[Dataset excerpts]
## BEGIN

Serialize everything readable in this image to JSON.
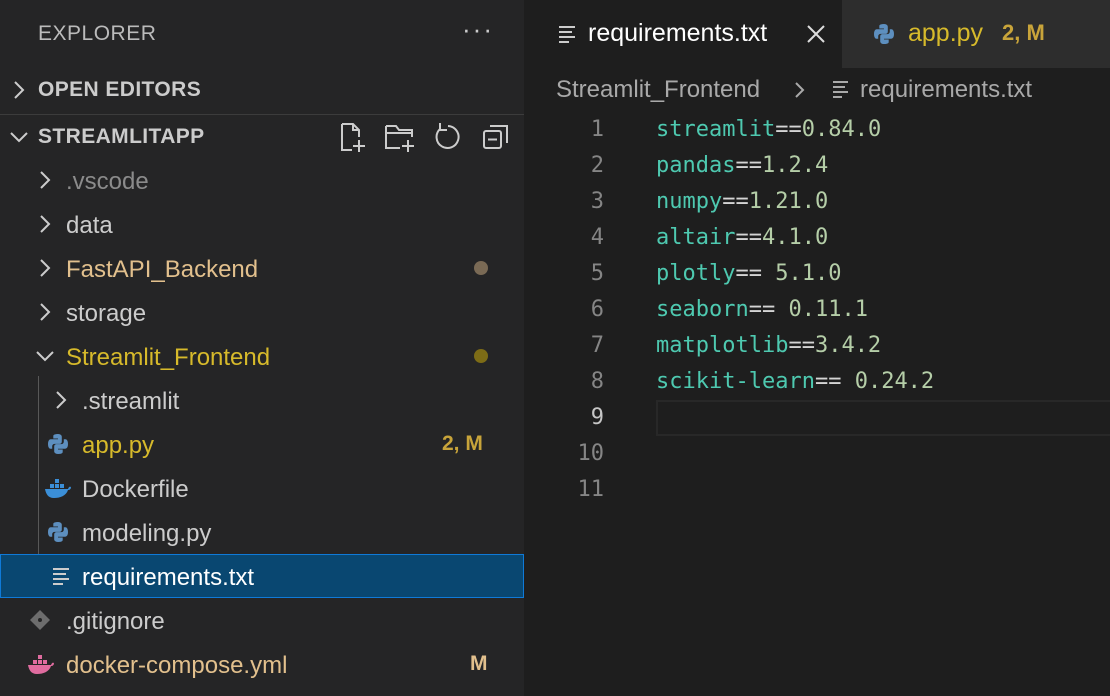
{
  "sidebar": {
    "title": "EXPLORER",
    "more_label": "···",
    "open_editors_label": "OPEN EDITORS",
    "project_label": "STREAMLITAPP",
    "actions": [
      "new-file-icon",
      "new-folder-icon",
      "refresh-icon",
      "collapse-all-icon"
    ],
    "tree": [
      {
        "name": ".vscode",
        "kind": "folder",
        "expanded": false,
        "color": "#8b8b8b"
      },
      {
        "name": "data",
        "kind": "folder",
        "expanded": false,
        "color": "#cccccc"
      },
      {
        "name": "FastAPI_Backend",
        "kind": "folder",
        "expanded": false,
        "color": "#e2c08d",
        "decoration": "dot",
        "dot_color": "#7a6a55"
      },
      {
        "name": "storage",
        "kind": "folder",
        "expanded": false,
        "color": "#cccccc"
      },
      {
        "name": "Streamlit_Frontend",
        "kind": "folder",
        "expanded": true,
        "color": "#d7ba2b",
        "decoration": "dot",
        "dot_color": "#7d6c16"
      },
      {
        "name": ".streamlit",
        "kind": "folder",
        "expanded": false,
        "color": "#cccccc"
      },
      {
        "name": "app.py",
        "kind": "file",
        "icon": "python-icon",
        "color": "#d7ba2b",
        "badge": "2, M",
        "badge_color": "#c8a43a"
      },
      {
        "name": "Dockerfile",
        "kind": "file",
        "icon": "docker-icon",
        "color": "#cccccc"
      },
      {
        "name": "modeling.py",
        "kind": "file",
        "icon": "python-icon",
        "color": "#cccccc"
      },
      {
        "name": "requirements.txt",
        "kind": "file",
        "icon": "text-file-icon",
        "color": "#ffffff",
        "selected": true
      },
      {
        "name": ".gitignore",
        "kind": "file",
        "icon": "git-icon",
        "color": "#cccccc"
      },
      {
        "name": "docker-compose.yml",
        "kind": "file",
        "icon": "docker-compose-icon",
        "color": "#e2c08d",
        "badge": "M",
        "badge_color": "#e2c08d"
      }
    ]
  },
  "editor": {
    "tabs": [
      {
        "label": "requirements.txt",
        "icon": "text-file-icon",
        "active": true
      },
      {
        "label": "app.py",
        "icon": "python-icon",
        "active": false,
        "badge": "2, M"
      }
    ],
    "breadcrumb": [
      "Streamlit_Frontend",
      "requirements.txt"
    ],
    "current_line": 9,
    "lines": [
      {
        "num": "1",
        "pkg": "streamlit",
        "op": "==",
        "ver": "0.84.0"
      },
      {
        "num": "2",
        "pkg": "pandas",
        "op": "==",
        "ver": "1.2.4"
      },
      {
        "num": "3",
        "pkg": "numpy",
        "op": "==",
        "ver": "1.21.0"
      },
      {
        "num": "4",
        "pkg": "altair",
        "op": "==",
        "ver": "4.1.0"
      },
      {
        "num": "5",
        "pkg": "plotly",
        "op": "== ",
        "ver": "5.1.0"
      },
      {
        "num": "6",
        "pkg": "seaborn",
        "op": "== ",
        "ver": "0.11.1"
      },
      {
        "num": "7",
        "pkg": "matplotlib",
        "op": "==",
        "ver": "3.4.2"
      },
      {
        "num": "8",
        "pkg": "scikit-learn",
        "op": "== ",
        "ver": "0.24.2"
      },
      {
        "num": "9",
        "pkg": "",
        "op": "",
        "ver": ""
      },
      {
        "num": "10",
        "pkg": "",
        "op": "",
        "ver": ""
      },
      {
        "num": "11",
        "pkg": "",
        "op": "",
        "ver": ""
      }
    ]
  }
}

## END
## BEGIN

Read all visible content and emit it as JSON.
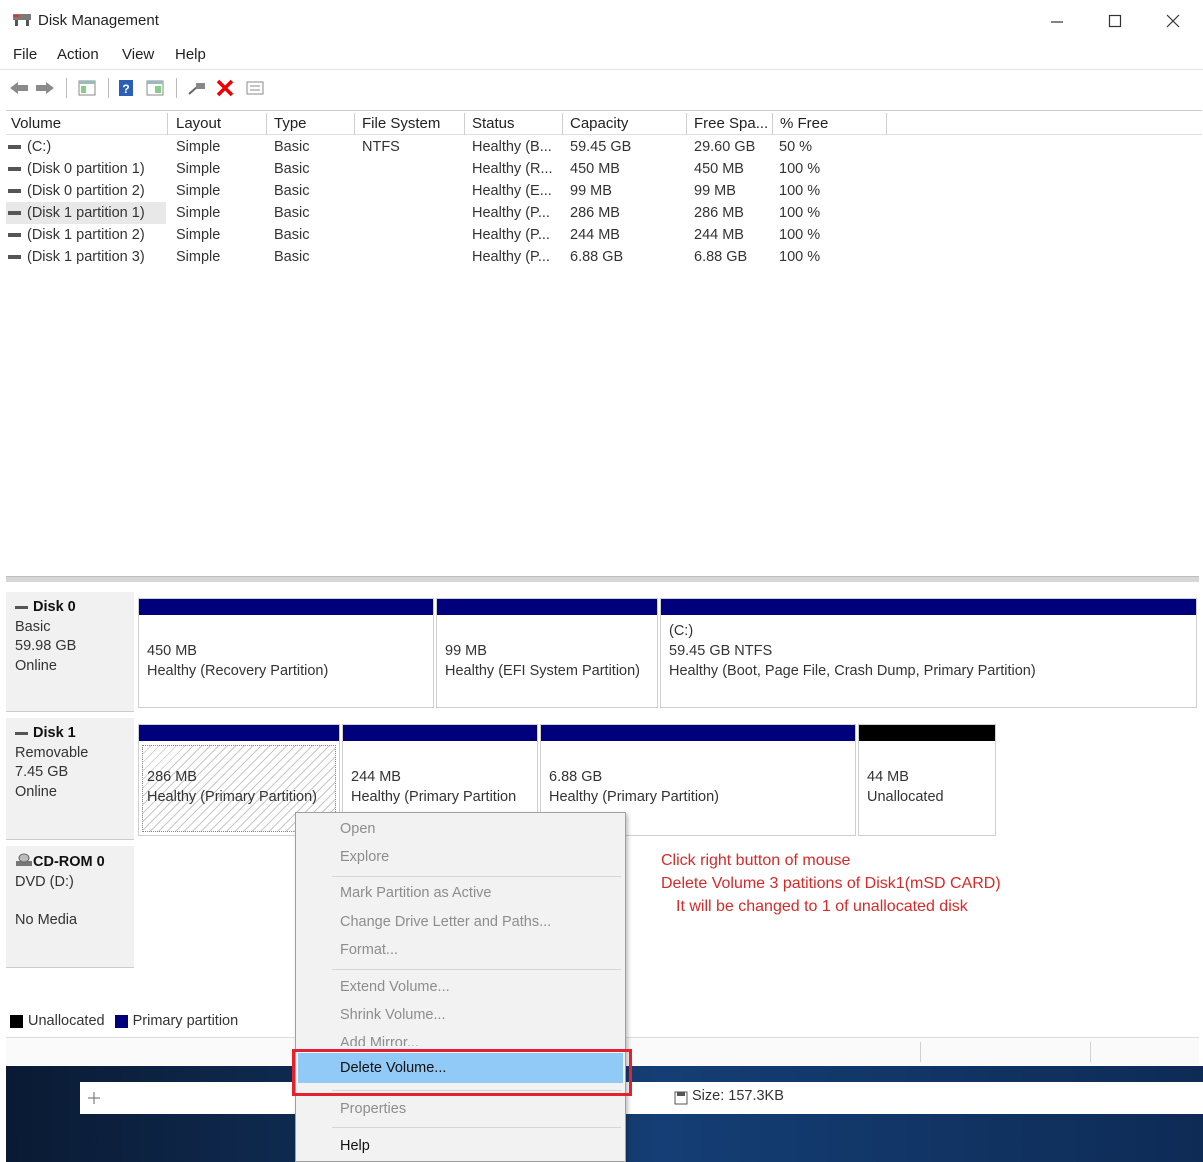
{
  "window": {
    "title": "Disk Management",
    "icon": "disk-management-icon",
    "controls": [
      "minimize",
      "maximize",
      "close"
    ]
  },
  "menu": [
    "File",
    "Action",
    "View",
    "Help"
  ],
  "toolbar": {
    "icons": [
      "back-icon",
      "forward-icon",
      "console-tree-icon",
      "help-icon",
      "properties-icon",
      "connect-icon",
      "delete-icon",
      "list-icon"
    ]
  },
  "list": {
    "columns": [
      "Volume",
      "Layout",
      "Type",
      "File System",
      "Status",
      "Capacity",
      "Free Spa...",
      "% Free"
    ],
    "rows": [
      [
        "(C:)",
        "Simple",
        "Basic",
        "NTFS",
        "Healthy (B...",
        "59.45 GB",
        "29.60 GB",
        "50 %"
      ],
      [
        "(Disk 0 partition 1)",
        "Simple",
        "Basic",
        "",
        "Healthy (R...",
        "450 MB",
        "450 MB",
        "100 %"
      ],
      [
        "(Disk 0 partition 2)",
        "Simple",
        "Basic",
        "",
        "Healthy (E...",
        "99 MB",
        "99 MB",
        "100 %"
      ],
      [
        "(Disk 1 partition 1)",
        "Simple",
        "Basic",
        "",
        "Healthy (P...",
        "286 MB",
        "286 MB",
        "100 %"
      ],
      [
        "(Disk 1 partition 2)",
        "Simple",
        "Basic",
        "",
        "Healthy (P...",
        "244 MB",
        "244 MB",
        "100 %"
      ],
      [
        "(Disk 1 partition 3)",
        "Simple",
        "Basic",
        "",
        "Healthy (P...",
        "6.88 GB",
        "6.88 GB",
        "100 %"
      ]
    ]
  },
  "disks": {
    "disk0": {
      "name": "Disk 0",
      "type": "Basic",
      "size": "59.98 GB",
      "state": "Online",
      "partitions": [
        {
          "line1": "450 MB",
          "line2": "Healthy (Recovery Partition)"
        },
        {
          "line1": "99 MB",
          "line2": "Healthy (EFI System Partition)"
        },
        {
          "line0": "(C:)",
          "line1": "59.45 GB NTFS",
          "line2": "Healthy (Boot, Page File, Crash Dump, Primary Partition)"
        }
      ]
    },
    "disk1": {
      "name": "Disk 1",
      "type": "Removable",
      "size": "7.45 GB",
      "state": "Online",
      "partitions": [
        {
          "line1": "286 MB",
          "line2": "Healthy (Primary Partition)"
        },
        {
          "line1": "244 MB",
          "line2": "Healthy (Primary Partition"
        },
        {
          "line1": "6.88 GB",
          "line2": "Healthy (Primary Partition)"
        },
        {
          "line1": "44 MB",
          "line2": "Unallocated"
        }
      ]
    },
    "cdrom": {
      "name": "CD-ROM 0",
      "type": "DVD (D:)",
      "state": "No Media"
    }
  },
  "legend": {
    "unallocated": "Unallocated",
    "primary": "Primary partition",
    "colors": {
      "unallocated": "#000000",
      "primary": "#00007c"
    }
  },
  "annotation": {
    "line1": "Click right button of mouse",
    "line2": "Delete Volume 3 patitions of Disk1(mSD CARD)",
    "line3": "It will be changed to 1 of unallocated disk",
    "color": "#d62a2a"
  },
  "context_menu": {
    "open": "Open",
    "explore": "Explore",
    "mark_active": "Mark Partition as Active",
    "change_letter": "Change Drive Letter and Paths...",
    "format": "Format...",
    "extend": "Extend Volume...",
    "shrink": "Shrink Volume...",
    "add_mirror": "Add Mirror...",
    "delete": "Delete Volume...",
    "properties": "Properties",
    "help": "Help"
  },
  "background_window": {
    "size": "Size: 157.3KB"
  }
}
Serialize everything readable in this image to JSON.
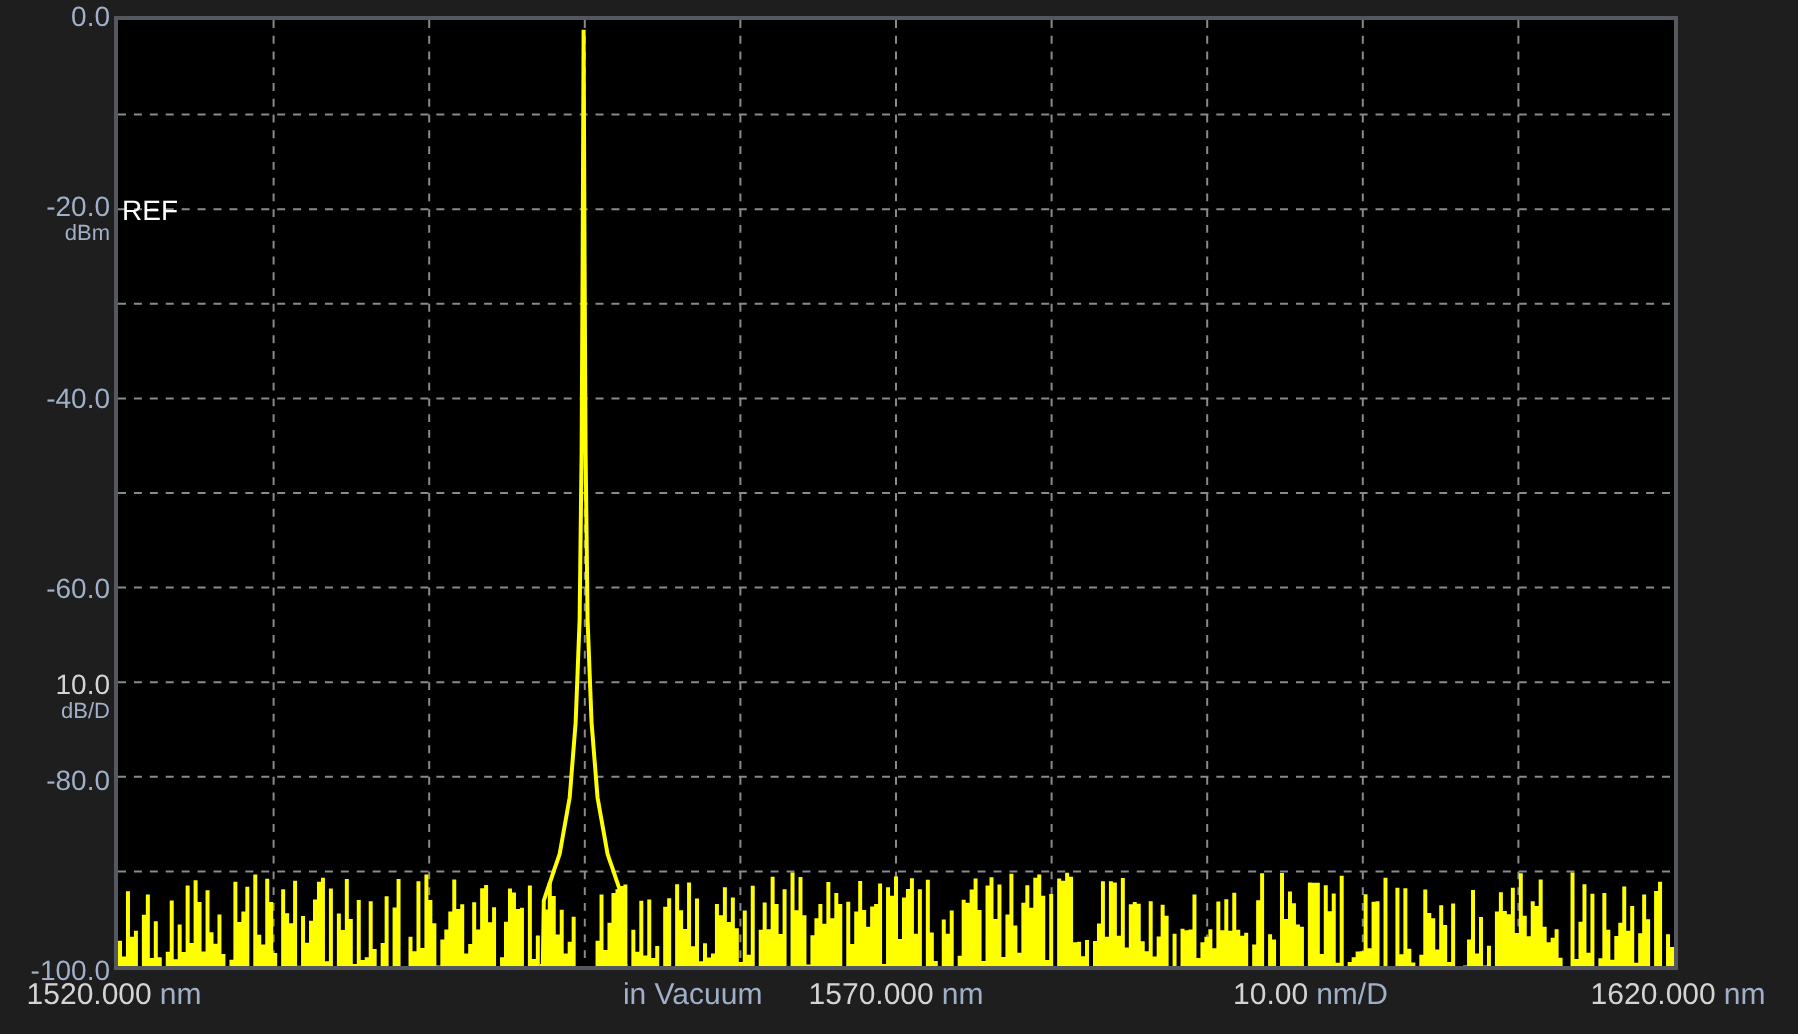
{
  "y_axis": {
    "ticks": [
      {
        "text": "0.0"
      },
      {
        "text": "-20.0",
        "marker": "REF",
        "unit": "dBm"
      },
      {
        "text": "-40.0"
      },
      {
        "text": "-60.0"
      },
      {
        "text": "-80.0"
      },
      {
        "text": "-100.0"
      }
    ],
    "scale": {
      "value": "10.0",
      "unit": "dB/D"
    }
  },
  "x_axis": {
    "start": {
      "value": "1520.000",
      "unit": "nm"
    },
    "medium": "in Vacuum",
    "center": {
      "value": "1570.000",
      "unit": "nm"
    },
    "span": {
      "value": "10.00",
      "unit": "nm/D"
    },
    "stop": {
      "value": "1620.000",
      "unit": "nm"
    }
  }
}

## END

Scan the records above for the string "compose", then report every line that contains it.

*Full solution:*
        "name": "docker-compose.yml",
        "icon": "docker-compose-icon",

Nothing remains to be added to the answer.